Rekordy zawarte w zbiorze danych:
★ ★ ★ ★ ★ ★ ★

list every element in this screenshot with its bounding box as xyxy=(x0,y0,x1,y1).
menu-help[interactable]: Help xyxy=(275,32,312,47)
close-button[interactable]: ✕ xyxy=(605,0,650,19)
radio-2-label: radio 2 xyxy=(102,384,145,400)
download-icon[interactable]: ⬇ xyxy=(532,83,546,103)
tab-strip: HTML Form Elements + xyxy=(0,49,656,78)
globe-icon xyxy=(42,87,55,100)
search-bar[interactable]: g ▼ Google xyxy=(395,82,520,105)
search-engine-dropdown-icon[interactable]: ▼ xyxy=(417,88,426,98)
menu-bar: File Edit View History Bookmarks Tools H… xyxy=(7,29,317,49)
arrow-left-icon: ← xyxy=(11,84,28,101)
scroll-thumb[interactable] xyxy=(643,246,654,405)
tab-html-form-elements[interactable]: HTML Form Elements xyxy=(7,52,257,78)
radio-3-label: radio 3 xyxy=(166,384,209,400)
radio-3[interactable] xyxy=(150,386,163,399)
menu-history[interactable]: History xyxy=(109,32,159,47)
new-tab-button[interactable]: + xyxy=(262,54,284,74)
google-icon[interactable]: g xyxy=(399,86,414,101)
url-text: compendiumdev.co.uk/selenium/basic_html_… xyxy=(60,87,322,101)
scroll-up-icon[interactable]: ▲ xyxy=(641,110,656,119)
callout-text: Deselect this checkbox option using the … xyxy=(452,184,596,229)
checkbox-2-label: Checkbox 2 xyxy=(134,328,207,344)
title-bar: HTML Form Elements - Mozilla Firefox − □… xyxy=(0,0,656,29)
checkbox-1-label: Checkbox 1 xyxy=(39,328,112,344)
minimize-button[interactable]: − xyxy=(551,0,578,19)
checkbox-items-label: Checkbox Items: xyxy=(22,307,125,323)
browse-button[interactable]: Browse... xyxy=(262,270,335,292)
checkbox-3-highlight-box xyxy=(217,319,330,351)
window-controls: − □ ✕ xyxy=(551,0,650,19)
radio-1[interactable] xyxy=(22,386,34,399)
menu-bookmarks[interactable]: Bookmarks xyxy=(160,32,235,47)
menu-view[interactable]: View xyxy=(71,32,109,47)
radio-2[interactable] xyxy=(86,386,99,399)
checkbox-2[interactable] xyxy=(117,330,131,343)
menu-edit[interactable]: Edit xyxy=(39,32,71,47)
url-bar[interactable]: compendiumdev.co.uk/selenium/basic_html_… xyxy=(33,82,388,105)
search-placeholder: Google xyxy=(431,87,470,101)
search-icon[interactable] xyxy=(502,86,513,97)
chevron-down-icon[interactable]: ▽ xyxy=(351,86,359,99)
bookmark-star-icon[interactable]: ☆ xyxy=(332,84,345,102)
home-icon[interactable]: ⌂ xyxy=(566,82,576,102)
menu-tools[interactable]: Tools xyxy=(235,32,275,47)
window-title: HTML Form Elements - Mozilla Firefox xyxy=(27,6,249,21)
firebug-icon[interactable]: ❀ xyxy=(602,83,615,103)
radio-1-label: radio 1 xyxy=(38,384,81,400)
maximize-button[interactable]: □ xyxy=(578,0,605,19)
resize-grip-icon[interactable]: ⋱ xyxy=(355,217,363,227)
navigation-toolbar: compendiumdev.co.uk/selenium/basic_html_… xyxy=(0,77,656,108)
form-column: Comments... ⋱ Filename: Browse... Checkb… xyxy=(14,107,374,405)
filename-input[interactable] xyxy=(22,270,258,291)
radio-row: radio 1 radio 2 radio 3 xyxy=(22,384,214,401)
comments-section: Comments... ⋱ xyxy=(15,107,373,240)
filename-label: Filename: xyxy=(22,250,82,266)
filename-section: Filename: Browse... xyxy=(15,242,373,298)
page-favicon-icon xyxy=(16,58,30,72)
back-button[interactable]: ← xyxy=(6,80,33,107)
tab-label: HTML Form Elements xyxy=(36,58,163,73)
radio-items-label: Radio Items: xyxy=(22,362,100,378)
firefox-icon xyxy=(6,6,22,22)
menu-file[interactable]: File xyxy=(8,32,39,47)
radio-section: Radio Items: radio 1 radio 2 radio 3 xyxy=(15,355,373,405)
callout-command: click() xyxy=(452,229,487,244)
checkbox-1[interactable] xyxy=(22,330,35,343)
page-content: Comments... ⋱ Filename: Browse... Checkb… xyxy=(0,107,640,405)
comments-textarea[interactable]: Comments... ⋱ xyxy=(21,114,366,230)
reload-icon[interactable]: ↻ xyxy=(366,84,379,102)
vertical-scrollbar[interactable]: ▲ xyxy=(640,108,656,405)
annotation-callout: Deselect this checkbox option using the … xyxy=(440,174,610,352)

★ ★ ★ ★ ★ ★ ★

*Wyzwanie:*
W powyższych pozycjach zastąp „interactable” wyrazem „clickable” i przepisz je w całości, nie zmieniając niczego więcej.

*Rozwiązanie zadania:*
list every element in this screenshot with its bounding box as xyxy=(x0,y0,x1,y1).
menu-help[clickable]: Help xyxy=(275,32,312,47)
close-button[clickable]: ✕ xyxy=(605,0,650,19)
radio-2-label: radio 2 xyxy=(102,384,145,400)
download-icon[clickable]: ⬇ xyxy=(532,83,546,103)
tab-strip: HTML Form Elements + xyxy=(0,49,656,78)
globe-icon xyxy=(42,87,55,100)
search-bar[clickable]: g ▼ Google xyxy=(395,82,520,105)
search-engine-dropdown-icon[clickable]: ▼ xyxy=(417,88,426,98)
menu-bar: File Edit View History Bookmarks Tools H… xyxy=(7,29,317,49)
arrow-left-icon: ← xyxy=(11,84,28,101)
scroll-thumb[clickable] xyxy=(643,246,654,405)
tab-html-form-elements[clickable]: HTML Form Elements xyxy=(7,52,257,78)
radio-3-label: radio 3 xyxy=(166,384,209,400)
radio-3[clickable] xyxy=(150,386,163,399)
menu-history[clickable]: History xyxy=(109,32,159,47)
new-tab-button[clickable]: + xyxy=(262,54,284,74)
google-icon[clickable]: g xyxy=(399,86,414,101)
url-text: compendiumdev.co.uk/selenium/basic_html_… xyxy=(60,87,322,101)
scroll-up-icon[clickable]: ▲ xyxy=(641,110,656,119)
callout-text: Deselect this checkbox option using the … xyxy=(452,184,596,229)
checkbox-2-label: Checkbox 2 xyxy=(134,328,207,344)
title-bar: HTML Form Elements - Mozilla Firefox − □… xyxy=(0,0,656,29)
checkbox-1-label: Checkbox 1 xyxy=(39,328,112,344)
minimize-button[clickable]: − xyxy=(551,0,578,19)
checkbox-items-label: Checkbox Items: xyxy=(22,307,125,323)
browse-button[clickable]: Browse... xyxy=(262,270,335,292)
checkbox-3-highlight-box xyxy=(217,319,330,351)
window-controls: − □ ✕ xyxy=(551,0,650,19)
radio-1[clickable] xyxy=(22,386,34,399)
menu-bookmarks[clickable]: Bookmarks xyxy=(160,32,235,47)
menu-view[clickable]: View xyxy=(71,32,109,47)
radio-2[clickable] xyxy=(86,386,99,399)
checkbox-2[clickable] xyxy=(117,330,131,343)
menu-edit[clickable]: Edit xyxy=(39,32,71,47)
url-bar[clickable]: compendiumdev.co.uk/selenium/basic_html_… xyxy=(33,82,388,105)
search-placeholder: Google xyxy=(431,87,470,101)
search-icon[clickable] xyxy=(502,86,513,97)
chevron-down-icon[clickable]: ▽ xyxy=(351,86,359,99)
bookmark-star-icon[clickable]: ☆ xyxy=(332,84,345,102)
home-icon[clickable]: ⌂ xyxy=(566,82,576,102)
menu-tools[clickable]: Tools xyxy=(235,32,275,47)
window-title: HTML Form Elements - Mozilla Firefox xyxy=(27,6,249,21)
firebug-icon[clickable]: ❀ xyxy=(602,83,615,103)
radio-1-label: radio 1 xyxy=(38,384,81,400)
maximize-button[clickable]: □ xyxy=(578,0,605,19)
resize-grip-icon[clickable]: ⋱ xyxy=(355,217,363,227)
navigation-toolbar: compendiumdev.co.uk/selenium/basic_html_… xyxy=(0,77,656,108)
form-column: Comments... ⋱ Filename: Browse... Checkb… xyxy=(14,107,374,405)
filename-input[clickable] xyxy=(22,270,258,291)
radio-row: radio 1 radio 2 radio 3 xyxy=(22,384,214,401)
comments-section: Comments... ⋱ xyxy=(15,107,373,240)
filename-label: Filename: xyxy=(22,250,82,266)
filename-section: Filename: Browse... xyxy=(15,242,373,298)
page-favicon-icon xyxy=(16,58,30,72)
back-button[clickable]: ← xyxy=(6,80,33,107)
tab-label: HTML Form Elements xyxy=(36,58,163,73)
radio-items-label: Radio Items: xyxy=(22,362,100,378)
firefox-icon xyxy=(6,6,22,22)
menu-file[clickable]: File xyxy=(8,32,39,47)
radio-section: Radio Items: radio 1 radio 2 radio 3 xyxy=(15,355,373,405)
callout-command: click() xyxy=(452,229,487,244)
checkbox-1[clickable] xyxy=(22,330,35,343)
page-content: Comments... ⋱ Filename: Browse... Checkb… xyxy=(0,107,640,405)
comments-textarea[clickable]: Comments... ⋱ xyxy=(21,114,366,230)
reload-icon[clickable]: ↻ xyxy=(366,84,379,102)
vertical-scrollbar[clickable]: ▲ xyxy=(640,108,656,405)
annotation-callout: Deselect this checkbox option using the … xyxy=(440,174,610,352)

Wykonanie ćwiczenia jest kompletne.